Written instruction:
Bring together all lines of the material below that contain the string "this".

Exercise data:

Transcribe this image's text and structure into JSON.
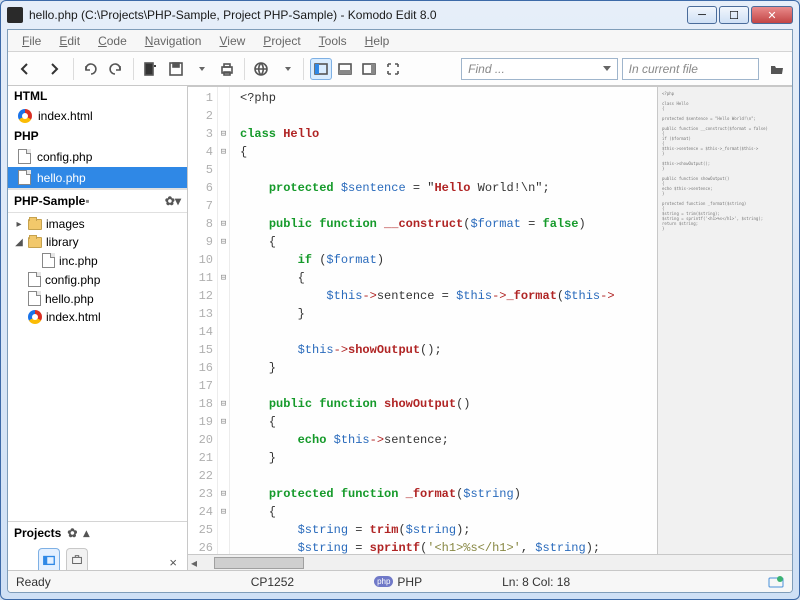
{
  "window": {
    "title": "hello.php (C:\\Projects\\PHP-Sample, Project PHP-Sample) - Komodo Edit 8.0"
  },
  "menu": [
    "File",
    "Edit",
    "Code",
    "Navigation",
    "View",
    "Project",
    "Tools",
    "Help"
  ],
  "find": {
    "placeholder": "Find ...",
    "scope": "In current file"
  },
  "sidebar": {
    "html_label": "HTML",
    "php_label": "PHP",
    "open": {
      "html": [
        {
          "name": "index.html",
          "icon": "chrome"
        }
      ],
      "php": [
        {
          "name": "config.php",
          "icon": "file"
        },
        {
          "name": "hello.php",
          "icon": "file"
        }
      ]
    },
    "project_name": "PHP-Sample",
    "tree": [
      {
        "kind": "folder",
        "name": "images",
        "open": false,
        "depth": 0
      },
      {
        "kind": "folder",
        "name": "library",
        "open": true,
        "depth": 0
      },
      {
        "kind": "file",
        "name": "inc.php",
        "icon": "file",
        "depth": 1
      },
      {
        "kind": "file",
        "name": "config.php",
        "icon": "file",
        "depth": 0
      },
      {
        "kind": "file",
        "name": "hello.php",
        "icon": "file",
        "depth": 0
      },
      {
        "kind": "file",
        "name": "index.html",
        "icon": "chrome",
        "depth": 0
      }
    ],
    "projects_label": "Projects"
  },
  "code": {
    "lines": [
      "<?php",
      "",
      "class Hello",
      "{",
      "",
      "    protected $sentence = \"Hello World!\\n\";",
      "",
      "    public function __construct($format = false)",
      "    {",
      "        if ($format)",
      "        {",
      "            $this->sentence = $this->_format($this->",
      "        }",
      "",
      "        $this->showOutput();",
      "    }",
      "",
      "    public function showOutput()",
      "    {",
      "        echo $this->sentence;",
      "    }",
      "",
      "    protected function _format($string)",
      "    {",
      "        $string = trim($string);",
      "        $string = sprintf('<h1>%s</h1>', $string);",
      "        return $string;",
      "    }"
    ]
  },
  "status": {
    "ready": "Ready",
    "encoding": "CP1252",
    "lang_icon": "php",
    "lang": "PHP",
    "position": "Ln: 8 Col: 18"
  }
}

Result of the task:
Transcribe this image's text and structure into JSON.
      "            $this->sentence = $this->_format($this->",
      "        $this->showOutput();",
      "        echo $this->sentence;",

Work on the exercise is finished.